··· Data in this exercise

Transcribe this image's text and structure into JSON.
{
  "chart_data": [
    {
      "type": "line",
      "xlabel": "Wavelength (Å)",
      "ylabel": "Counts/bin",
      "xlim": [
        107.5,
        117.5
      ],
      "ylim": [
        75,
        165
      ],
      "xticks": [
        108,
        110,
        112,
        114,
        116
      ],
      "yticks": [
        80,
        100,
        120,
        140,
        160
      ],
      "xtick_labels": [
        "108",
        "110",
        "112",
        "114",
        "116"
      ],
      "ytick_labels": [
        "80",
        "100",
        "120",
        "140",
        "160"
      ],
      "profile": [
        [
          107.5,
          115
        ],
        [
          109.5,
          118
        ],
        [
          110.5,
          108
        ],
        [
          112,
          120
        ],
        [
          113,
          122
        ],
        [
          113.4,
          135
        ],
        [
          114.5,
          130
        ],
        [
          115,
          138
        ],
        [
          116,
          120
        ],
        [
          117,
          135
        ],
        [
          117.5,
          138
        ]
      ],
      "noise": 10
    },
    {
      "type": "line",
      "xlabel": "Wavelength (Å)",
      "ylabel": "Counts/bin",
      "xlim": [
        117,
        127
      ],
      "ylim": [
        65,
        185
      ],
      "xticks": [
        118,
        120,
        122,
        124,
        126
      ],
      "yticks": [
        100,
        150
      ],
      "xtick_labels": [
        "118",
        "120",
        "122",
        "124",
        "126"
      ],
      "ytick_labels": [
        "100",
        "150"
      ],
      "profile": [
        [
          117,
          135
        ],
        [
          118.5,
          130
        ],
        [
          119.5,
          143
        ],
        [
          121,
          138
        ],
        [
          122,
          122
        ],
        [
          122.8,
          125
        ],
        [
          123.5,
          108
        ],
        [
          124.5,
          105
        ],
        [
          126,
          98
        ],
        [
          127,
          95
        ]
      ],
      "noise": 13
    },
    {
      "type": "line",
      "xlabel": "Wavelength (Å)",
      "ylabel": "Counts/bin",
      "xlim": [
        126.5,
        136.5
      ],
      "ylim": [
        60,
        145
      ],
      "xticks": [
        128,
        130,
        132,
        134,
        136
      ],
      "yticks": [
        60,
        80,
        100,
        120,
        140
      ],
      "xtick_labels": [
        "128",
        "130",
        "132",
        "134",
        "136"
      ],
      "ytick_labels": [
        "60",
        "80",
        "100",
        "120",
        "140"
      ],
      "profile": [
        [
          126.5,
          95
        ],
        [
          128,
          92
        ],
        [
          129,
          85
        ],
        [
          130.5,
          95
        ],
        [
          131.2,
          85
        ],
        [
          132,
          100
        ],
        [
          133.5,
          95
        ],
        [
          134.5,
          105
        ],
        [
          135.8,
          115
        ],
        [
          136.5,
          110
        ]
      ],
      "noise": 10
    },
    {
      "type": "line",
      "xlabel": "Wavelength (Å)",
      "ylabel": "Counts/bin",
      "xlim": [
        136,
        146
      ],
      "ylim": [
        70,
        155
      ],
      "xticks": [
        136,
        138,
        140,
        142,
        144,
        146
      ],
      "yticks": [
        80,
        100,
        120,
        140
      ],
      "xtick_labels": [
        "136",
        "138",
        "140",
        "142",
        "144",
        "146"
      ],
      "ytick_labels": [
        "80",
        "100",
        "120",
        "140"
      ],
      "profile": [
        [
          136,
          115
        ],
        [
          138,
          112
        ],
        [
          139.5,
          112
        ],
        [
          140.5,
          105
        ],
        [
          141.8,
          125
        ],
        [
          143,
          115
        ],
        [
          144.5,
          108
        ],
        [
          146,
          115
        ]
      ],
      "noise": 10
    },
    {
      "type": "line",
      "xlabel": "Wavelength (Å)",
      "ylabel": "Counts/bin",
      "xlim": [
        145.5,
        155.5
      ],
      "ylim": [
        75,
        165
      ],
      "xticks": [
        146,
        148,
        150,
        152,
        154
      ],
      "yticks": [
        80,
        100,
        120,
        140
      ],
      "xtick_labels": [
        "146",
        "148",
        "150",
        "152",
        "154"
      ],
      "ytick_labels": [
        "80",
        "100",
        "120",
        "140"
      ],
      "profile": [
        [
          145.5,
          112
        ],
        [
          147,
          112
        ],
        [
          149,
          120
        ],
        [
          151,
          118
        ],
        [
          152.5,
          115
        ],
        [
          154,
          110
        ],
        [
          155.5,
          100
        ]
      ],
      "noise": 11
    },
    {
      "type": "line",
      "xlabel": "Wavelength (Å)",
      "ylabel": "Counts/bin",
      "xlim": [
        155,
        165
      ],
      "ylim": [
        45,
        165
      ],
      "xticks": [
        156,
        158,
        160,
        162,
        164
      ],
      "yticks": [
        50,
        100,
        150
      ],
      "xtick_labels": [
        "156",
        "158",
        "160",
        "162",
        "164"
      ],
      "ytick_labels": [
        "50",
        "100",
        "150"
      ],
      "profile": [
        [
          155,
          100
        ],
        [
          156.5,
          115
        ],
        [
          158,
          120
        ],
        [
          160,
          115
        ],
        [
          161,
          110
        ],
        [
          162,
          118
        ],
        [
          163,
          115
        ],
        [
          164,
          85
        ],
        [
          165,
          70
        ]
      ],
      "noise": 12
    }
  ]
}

······

Aim.
Write out all of the records above exactly as they appear.

Task output.
Transcribe this image's text and structure into JSON.
{
  "chart_data": [
    {
      "type": "line",
      "xlabel": "Wavelength (Å)",
      "ylabel": "Counts/bin",
      "xlim": [
        107.5,
        117.5
      ],
      "ylim": [
        75,
        165
      ],
      "xticks": [
        108,
        110,
        112,
        114,
        116
      ],
      "yticks": [
        80,
        100,
        120,
        140,
        160
      ],
      "xtick_labels": [
        "108",
        "110",
        "112",
        "114",
        "116"
      ],
      "ytick_labels": [
        "80",
        "100",
        "120",
        "140",
        "160"
      ],
      "profile": [
        [
          107.5,
          115
        ],
        [
          109.5,
          118
        ],
        [
          110.5,
          108
        ],
        [
          112,
          120
        ],
        [
          113,
          122
        ],
        [
          113.4,
          135
        ],
        [
          114.5,
          130
        ],
        [
          115,
          138
        ],
        [
          116,
          120
        ],
        [
          117,
          135
        ],
        [
          117.5,
          138
        ]
      ],
      "noise": 10
    },
    {
      "type": "line",
      "xlabel": "Wavelength (Å)",
      "ylabel": "Counts/bin",
      "xlim": [
        117,
        127
      ],
      "ylim": [
        65,
        185
      ],
      "xticks": [
        118,
        120,
        122,
        124,
        126
      ],
      "yticks": [
        100,
        150
      ],
      "xtick_labels": [
        "118",
        "120",
        "122",
        "124",
        "126"
      ],
      "ytick_labels": [
        "100",
        "150"
      ],
      "profile": [
        [
          117,
          135
        ],
        [
          118.5,
          130
        ],
        [
          119.5,
          143
        ],
        [
          121,
          138
        ],
        [
          122,
          122
        ],
        [
          122.8,
          125
        ],
        [
          123.5,
          108
        ],
        [
          124.5,
          105
        ],
        [
          126,
          98
        ],
        [
          127,
          95
        ]
      ],
      "noise": 13
    },
    {
      "type": "line",
      "xlabel": "Wavelength (Å)",
      "ylabel": "Counts/bin",
      "xlim": [
        126.5,
        136.5
      ],
      "ylim": [
        60,
        145
      ],
      "xticks": [
        128,
        130,
        132,
        134,
        136
      ],
      "yticks": [
        60,
        80,
        100,
        120,
        140
      ],
      "xtick_labels": [
        "128",
        "130",
        "132",
        "134",
        "136"
      ],
      "ytick_labels": [
        "60",
        "80",
        "100",
        "120",
        "140"
      ],
      "profile": [
        [
          126.5,
          95
        ],
        [
          128,
          92
        ],
        [
          129,
          85
        ],
        [
          130.5,
          95
        ],
        [
          131.2,
          85
        ],
        [
          132,
          100
        ],
        [
          133.5,
          95
        ],
        [
          134.5,
          105
        ],
        [
          135.8,
          115
        ],
        [
          136.5,
          110
        ]
      ],
      "noise": 10
    },
    {
      "type": "line",
      "xlabel": "Wavelength (Å)",
      "ylabel": "Counts/bin",
      "xlim": [
        136,
        146
      ],
      "ylim": [
        70,
        155
      ],
      "xticks": [
        136,
        138,
        140,
        142,
        144,
        146
      ],
      "yticks": [
        80,
        100,
        120,
        140
      ],
      "xtick_labels": [
        "136",
        "138",
        "140",
        "142",
        "144",
        "146"
      ],
      "ytick_labels": [
        "80",
        "100",
        "120",
        "140"
      ],
      "profile": [
        [
          136,
          115
        ],
        [
          138,
          112
        ],
        [
          139.5,
          112
        ],
        [
          140.5,
          105
        ],
        [
          141.8,
          125
        ],
        [
          143,
          115
        ],
        [
          144.5,
          108
        ],
        [
          146,
          115
        ]
      ],
      "noise": 10
    },
    {
      "type": "line",
      "xlabel": "Wavelength (Å)",
      "ylabel": "Counts/bin",
      "xlim": [
        145.5,
        155.5
      ],
      "ylim": [
        75,
        165
      ],
      "xticks": [
        146,
        148,
        150,
        152,
        154
      ],
      "yticks": [
        80,
        100,
        120,
        140
      ],
      "xtick_labels": [
        "146",
        "148",
        "150",
        "152",
        "154"
      ],
      "ytick_labels": [
        "80",
        "100",
        "120",
        "140"
      ],
      "profile": [
        [
          145.5,
          112
        ],
        [
          147,
          112
        ],
        [
          149,
          120
        ],
        [
          151,
          118
        ],
        [
          152.5,
          115
        ],
        [
          154,
          110
        ],
        [
          155.5,
          100
        ]
      ],
      "noise": 11
    },
    {
      "type": "line",
      "xlabel": "Wavelength (Å)",
      "ylabel": "Counts/bin",
      "xlim": [
        155,
        165
      ],
      "ylim": [
        45,
        165
      ],
      "xticks": [
        156,
        158,
        160,
        162,
        164
      ],
      "yticks": [
        50,
        100,
        150
      ],
      "xtick_labels": [
        "156",
        "158",
        "160",
        "162",
        "164"
      ],
      "ytick_labels": [
        "50",
        "100",
        "150"
      ],
      "profile": [
        [
          155,
          100
        ],
        [
          156.5,
          115
        ],
        [
          158,
          120
        ],
        [
          160,
          115
        ],
        [
          161,
          110
        ],
        [
          162,
          118
        ],
        [
          163,
          115
        ],
        [
          164,
          85
        ],
        [
          165,
          70
        ]
      ],
      "noise": 12
    }
  ]
}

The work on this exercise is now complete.